» **What to do**
Show each line of the records below that contains the string "name". Case counts.
## start
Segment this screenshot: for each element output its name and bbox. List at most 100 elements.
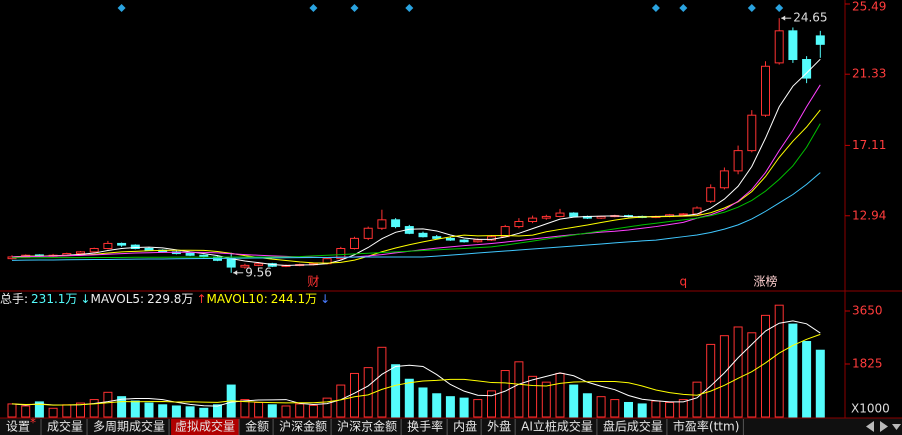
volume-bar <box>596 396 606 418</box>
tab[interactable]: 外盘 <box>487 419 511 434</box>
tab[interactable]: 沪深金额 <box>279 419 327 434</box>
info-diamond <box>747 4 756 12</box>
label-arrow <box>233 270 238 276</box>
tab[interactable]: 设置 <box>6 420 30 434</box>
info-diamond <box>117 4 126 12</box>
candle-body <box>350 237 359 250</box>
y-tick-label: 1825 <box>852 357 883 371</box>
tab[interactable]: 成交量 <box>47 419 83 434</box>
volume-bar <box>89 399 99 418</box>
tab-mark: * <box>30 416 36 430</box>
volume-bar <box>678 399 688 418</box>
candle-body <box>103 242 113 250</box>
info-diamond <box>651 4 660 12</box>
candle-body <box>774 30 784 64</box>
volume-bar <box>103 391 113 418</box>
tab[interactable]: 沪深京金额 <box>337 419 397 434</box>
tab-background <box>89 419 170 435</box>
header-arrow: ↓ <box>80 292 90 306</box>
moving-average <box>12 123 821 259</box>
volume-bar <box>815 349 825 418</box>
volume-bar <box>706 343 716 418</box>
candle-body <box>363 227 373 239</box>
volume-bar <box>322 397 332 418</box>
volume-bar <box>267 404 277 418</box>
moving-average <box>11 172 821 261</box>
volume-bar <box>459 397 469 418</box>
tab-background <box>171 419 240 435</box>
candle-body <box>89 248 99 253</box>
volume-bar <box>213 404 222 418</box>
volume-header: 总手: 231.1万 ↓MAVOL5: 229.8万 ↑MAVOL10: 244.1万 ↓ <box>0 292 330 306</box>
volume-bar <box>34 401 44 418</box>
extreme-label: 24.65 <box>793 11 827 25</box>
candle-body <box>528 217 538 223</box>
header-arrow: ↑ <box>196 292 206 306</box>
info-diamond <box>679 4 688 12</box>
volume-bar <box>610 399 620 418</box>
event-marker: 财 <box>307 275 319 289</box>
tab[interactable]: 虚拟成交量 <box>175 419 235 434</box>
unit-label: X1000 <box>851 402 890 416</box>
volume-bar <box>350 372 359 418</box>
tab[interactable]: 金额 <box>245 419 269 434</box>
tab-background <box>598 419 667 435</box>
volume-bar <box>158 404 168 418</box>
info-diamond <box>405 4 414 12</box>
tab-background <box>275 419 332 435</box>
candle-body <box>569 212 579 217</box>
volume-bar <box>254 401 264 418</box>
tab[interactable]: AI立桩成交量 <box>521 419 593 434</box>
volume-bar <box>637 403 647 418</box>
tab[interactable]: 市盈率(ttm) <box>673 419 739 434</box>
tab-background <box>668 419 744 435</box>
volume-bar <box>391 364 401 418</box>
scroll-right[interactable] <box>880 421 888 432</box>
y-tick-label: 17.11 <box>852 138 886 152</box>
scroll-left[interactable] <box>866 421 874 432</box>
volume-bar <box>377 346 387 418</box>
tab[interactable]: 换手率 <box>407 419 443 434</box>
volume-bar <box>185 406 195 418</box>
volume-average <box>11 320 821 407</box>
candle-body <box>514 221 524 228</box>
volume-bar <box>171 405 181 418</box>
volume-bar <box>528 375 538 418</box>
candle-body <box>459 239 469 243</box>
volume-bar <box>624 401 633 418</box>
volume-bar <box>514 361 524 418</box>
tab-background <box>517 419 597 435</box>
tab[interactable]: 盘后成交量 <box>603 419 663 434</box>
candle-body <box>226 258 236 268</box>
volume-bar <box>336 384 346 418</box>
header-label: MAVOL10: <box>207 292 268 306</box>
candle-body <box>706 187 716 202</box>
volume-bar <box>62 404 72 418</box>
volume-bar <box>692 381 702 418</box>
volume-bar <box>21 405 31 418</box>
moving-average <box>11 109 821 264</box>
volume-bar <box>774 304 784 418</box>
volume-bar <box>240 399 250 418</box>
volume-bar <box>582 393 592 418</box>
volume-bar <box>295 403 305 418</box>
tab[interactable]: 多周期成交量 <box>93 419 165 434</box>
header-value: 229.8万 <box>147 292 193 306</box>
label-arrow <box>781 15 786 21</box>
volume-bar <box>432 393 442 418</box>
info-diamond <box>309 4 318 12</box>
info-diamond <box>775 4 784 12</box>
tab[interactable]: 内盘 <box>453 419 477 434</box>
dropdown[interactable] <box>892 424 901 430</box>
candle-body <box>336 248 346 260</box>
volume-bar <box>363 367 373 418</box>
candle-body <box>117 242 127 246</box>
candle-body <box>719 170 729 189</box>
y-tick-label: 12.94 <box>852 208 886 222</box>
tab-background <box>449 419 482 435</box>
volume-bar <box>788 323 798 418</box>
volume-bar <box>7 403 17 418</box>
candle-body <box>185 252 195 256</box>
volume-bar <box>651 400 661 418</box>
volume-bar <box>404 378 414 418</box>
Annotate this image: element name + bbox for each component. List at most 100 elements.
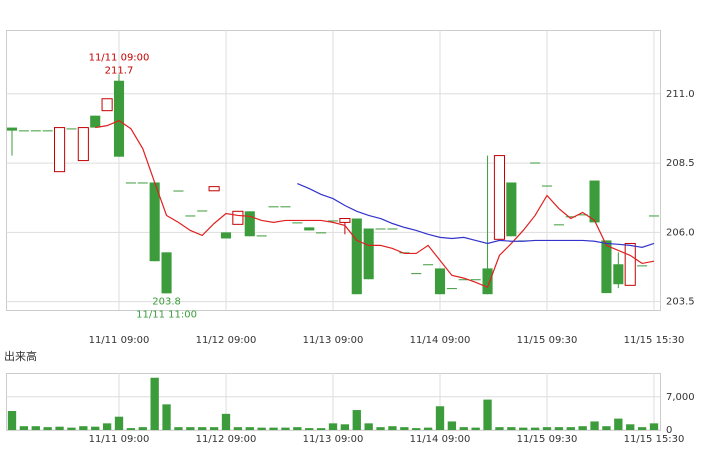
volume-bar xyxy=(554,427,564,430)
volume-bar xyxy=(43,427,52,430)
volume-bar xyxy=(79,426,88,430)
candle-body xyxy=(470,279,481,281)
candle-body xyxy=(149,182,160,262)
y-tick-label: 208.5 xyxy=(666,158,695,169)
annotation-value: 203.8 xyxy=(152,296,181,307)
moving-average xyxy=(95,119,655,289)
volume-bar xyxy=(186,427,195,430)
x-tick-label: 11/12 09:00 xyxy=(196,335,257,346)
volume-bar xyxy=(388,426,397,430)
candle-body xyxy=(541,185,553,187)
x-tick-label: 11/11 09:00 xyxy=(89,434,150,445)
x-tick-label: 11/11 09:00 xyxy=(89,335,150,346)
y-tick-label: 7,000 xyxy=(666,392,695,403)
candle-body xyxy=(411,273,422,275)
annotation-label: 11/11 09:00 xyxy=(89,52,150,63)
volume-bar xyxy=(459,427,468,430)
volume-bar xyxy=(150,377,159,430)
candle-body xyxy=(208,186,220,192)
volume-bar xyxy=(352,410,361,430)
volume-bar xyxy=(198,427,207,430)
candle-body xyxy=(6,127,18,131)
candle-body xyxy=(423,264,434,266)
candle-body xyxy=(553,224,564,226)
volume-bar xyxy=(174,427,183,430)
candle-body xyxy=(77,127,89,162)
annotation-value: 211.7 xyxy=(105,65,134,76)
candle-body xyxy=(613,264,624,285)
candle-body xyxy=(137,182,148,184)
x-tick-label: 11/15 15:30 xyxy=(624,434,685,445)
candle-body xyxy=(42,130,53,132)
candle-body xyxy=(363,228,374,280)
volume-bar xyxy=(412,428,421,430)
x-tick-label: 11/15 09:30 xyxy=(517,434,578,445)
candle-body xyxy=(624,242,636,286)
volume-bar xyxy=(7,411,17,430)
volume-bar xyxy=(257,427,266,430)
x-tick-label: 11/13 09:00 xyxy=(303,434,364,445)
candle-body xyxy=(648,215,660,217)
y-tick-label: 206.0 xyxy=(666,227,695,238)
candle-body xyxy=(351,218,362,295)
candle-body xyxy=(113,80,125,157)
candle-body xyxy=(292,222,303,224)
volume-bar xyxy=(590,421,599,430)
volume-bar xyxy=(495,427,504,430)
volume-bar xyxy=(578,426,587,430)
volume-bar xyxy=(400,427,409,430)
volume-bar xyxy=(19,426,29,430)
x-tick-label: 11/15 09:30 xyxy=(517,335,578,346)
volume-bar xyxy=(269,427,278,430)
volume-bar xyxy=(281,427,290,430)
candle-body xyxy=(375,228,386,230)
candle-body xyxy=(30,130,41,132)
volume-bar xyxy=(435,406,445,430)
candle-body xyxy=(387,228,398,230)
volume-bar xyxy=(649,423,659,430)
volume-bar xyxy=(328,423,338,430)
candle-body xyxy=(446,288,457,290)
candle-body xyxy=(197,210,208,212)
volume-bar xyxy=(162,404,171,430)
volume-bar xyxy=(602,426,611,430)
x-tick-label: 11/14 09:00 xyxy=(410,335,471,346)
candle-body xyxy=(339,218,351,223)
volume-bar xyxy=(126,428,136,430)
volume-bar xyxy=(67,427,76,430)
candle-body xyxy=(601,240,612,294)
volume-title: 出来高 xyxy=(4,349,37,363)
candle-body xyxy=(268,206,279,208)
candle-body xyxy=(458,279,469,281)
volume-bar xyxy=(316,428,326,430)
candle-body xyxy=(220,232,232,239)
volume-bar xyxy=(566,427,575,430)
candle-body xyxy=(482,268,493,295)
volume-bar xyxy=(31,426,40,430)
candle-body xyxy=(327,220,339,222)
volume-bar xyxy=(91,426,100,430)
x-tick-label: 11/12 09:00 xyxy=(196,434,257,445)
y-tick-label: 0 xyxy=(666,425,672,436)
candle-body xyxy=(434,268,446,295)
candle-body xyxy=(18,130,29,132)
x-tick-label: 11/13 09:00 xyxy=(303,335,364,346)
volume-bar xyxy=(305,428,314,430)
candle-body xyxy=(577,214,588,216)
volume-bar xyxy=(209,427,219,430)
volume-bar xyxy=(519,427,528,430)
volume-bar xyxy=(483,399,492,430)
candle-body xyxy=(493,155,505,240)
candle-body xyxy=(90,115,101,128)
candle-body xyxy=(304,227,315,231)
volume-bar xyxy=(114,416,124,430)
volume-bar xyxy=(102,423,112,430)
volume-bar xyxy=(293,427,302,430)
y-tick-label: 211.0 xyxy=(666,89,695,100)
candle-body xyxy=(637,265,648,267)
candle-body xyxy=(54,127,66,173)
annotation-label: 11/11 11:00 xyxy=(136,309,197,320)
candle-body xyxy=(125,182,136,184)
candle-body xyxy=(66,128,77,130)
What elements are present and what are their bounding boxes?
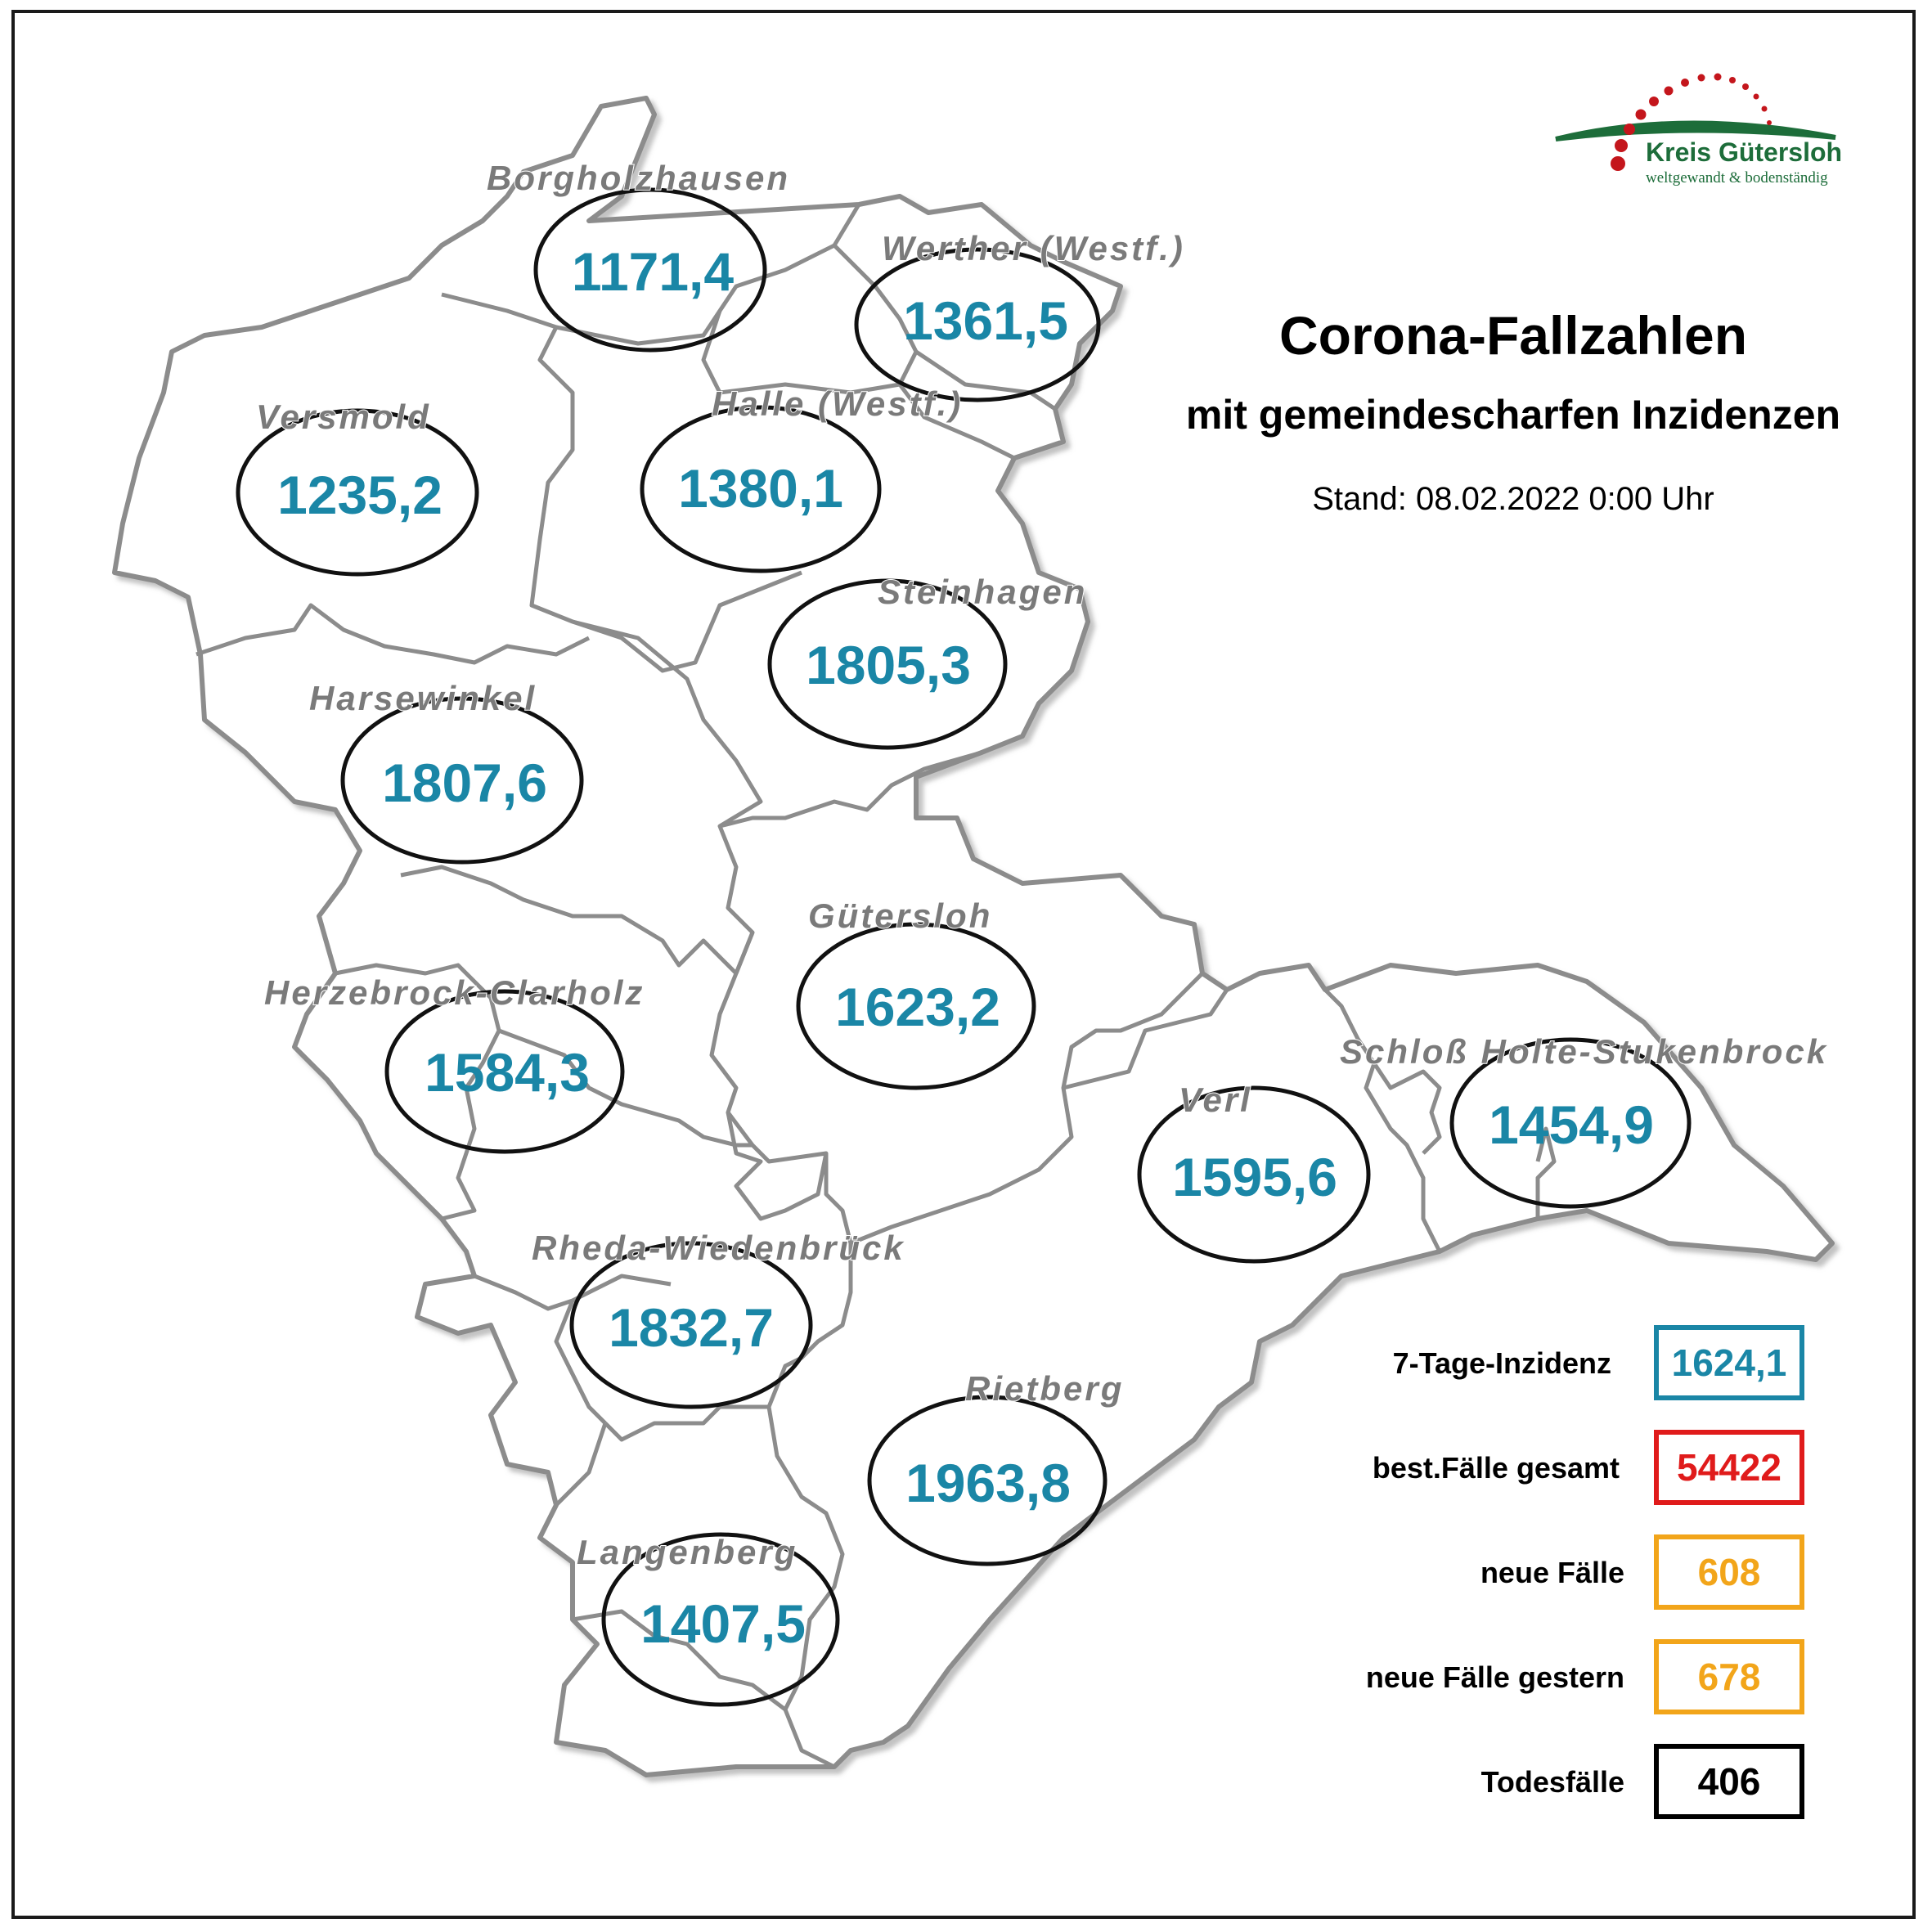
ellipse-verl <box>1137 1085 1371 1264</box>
## end
» **Answer**
Segment this screenshot: for each element output its name and bbox. List at most 100 elements.
Annotate this image: element name + bbox for each component. List at most 100 elements.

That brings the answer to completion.